▶ **Dataset excerpt**
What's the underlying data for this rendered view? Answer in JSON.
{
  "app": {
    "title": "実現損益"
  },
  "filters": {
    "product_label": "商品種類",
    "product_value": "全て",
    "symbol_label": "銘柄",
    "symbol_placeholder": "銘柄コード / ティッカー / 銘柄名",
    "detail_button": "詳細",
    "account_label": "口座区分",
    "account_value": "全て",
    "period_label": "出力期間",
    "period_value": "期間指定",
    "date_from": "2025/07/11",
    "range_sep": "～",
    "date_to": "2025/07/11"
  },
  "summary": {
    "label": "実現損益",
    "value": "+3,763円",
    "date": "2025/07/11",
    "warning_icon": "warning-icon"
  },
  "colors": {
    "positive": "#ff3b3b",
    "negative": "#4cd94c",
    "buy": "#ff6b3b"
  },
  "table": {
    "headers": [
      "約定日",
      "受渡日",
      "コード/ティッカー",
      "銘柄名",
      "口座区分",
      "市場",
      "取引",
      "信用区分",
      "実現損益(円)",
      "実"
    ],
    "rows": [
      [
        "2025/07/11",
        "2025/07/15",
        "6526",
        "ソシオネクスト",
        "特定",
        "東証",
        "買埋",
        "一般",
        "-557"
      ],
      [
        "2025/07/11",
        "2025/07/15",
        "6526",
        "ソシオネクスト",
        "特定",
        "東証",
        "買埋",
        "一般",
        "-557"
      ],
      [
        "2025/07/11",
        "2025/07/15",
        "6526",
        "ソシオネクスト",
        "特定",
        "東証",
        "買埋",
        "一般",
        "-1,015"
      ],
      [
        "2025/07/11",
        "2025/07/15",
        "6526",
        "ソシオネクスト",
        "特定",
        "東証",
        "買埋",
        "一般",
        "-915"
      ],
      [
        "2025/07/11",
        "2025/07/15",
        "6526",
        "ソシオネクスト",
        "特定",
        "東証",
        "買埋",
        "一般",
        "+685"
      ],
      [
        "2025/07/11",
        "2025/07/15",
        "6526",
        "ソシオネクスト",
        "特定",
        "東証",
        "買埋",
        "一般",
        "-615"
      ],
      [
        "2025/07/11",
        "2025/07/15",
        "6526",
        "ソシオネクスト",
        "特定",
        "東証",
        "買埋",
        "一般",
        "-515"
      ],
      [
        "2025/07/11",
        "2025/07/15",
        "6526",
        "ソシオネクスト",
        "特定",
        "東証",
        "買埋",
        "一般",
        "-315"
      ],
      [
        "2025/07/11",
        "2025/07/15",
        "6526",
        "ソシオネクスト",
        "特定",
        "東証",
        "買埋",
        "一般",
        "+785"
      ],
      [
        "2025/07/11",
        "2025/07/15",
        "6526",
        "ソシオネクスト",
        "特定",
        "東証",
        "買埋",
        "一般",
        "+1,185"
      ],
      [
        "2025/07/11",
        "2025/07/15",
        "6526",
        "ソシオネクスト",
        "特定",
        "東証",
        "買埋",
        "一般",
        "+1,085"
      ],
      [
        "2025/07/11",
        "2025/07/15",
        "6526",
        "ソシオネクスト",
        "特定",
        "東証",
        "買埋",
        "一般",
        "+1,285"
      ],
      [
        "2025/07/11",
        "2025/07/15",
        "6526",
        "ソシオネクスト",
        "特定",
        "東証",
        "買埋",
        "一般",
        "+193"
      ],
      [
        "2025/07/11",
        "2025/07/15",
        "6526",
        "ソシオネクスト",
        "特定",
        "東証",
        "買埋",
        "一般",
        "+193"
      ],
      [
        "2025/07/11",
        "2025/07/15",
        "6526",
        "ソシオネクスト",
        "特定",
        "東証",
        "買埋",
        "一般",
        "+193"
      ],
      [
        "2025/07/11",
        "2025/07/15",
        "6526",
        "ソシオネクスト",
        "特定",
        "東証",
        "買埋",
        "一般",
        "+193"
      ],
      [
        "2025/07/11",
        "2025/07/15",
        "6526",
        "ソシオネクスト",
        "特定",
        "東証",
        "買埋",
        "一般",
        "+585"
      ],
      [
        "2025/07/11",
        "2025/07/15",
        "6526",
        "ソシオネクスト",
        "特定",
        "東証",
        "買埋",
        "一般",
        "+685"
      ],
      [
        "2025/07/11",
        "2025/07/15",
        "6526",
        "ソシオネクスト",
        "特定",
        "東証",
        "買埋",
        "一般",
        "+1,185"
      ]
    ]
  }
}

▶ **EXERCISE DETAILS**
Copy the records above exactly as they appear.

▶ **REPLY TO THE TASK**
What's the underlying data for this rendered view? Answer in JSON.
{
  "app": {
    "title": "実現損益"
  },
  "filters": {
    "product_label": "商品種類",
    "product_value": "全て",
    "symbol_label": "銘柄",
    "symbol_placeholder": "銘柄コード / ティッカー / 銘柄名",
    "detail_button": "詳細",
    "account_label": "口座区分",
    "account_value": "全て",
    "period_label": "出力期間",
    "period_value": "期間指定",
    "date_from": "2025/07/11",
    "range_sep": "～",
    "date_to": "2025/07/11"
  },
  "summary": {
    "label": "実現損益",
    "value": "+3,763円",
    "date": "2025/07/11",
    "warning_icon": "warning-icon"
  },
  "colors": {
    "positive": "#ff3b3b",
    "negative": "#4cd94c",
    "buy": "#ff6b3b"
  },
  "table": {
    "headers": [
      "約定日",
      "受渡日",
      "コード/ティッカー",
      "銘柄名",
      "口座区分",
      "市場",
      "取引",
      "信用区分",
      "実現損益(円)",
      "実"
    ],
    "rows": [
      [
        "2025/07/11",
        "2025/07/15",
        "6526",
        "ソシオネクスト",
        "特定",
        "東証",
        "買埋",
        "一般",
        "-557"
      ],
      [
        "2025/07/11",
        "2025/07/15",
        "6526",
        "ソシオネクスト",
        "特定",
        "東証",
        "買埋",
        "一般",
        "-557"
      ],
      [
        "2025/07/11",
        "2025/07/15",
        "6526",
        "ソシオネクスト",
        "特定",
        "東証",
        "買埋",
        "一般",
        "-1,015"
      ],
      [
        "2025/07/11",
        "2025/07/15",
        "6526",
        "ソシオネクスト",
        "特定",
        "東証",
        "買埋",
        "一般",
        "-915"
      ],
      [
        "2025/07/11",
        "2025/07/15",
        "6526",
        "ソシオネクスト",
        "特定",
        "東証",
        "買埋",
        "一般",
        "+685"
      ],
      [
        "2025/07/11",
        "2025/07/15",
        "6526",
        "ソシオネクスト",
        "特定",
        "東証",
        "買埋",
        "一般",
        "-615"
      ],
      [
        "2025/07/11",
        "2025/07/15",
        "6526",
        "ソシオネクスト",
        "特定",
        "東証",
        "買埋",
        "一般",
        "-515"
      ],
      [
        "2025/07/11",
        "2025/07/15",
        "6526",
        "ソシオネクスト",
        "特定",
        "東証",
        "買埋",
        "一般",
        "-315"
      ],
      [
        "2025/07/11",
        "2025/07/15",
        "6526",
        "ソシオネクスト",
        "特定",
        "東証",
        "買埋",
        "一般",
        "+785"
      ],
      [
        "2025/07/11",
        "2025/07/15",
        "6526",
        "ソシオネクスト",
        "特定",
        "東証",
        "買埋",
        "一般",
        "+1,185"
      ],
      [
        "2025/07/11",
        "2025/07/15",
        "6526",
        "ソシオネクスト",
        "特定",
        "東証",
        "買埋",
        "一般",
        "+1,085"
      ],
      [
        "2025/07/11",
        "2025/07/15",
        "6526",
        "ソシオネクスト",
        "特定",
        "東証",
        "買埋",
        "一般",
        "+1,285"
      ],
      [
        "2025/07/11",
        "2025/07/15",
        "6526",
        "ソシオネクスト",
        "特定",
        "東証",
        "買埋",
        "一般",
        "+193"
      ],
      [
        "2025/07/11",
        "2025/07/15",
        "6526",
        "ソシオネクスト",
        "特定",
        "東証",
        "買埋",
        "一般",
        "+193"
      ],
      [
        "2025/07/11",
        "2025/07/15",
        "6526",
        "ソシオネクスト",
        "特定",
        "東証",
        "買埋",
        "一般",
        "+193"
      ],
      [
        "2025/07/11",
        "2025/07/15",
        "6526",
        "ソシオネクスト",
        "特定",
        "東証",
        "買埋",
        "一般",
        "+193"
      ],
      [
        "2025/07/11",
        "2025/07/15",
        "6526",
        "ソシオネクスト",
        "特定",
        "東証",
        "買埋",
        "一般",
        "+585"
      ],
      [
        "2025/07/11",
        "2025/07/15",
        "6526",
        "ソシオネクスト",
        "特定",
        "東証",
        "買埋",
        "一般",
        "+685"
      ],
      [
        "2025/07/11",
        "2025/07/15",
        "6526",
        "ソシオネクスト",
        "特定",
        "東証",
        "買埋",
        "一般",
        "+1,185"
      ]
    ]
  }
}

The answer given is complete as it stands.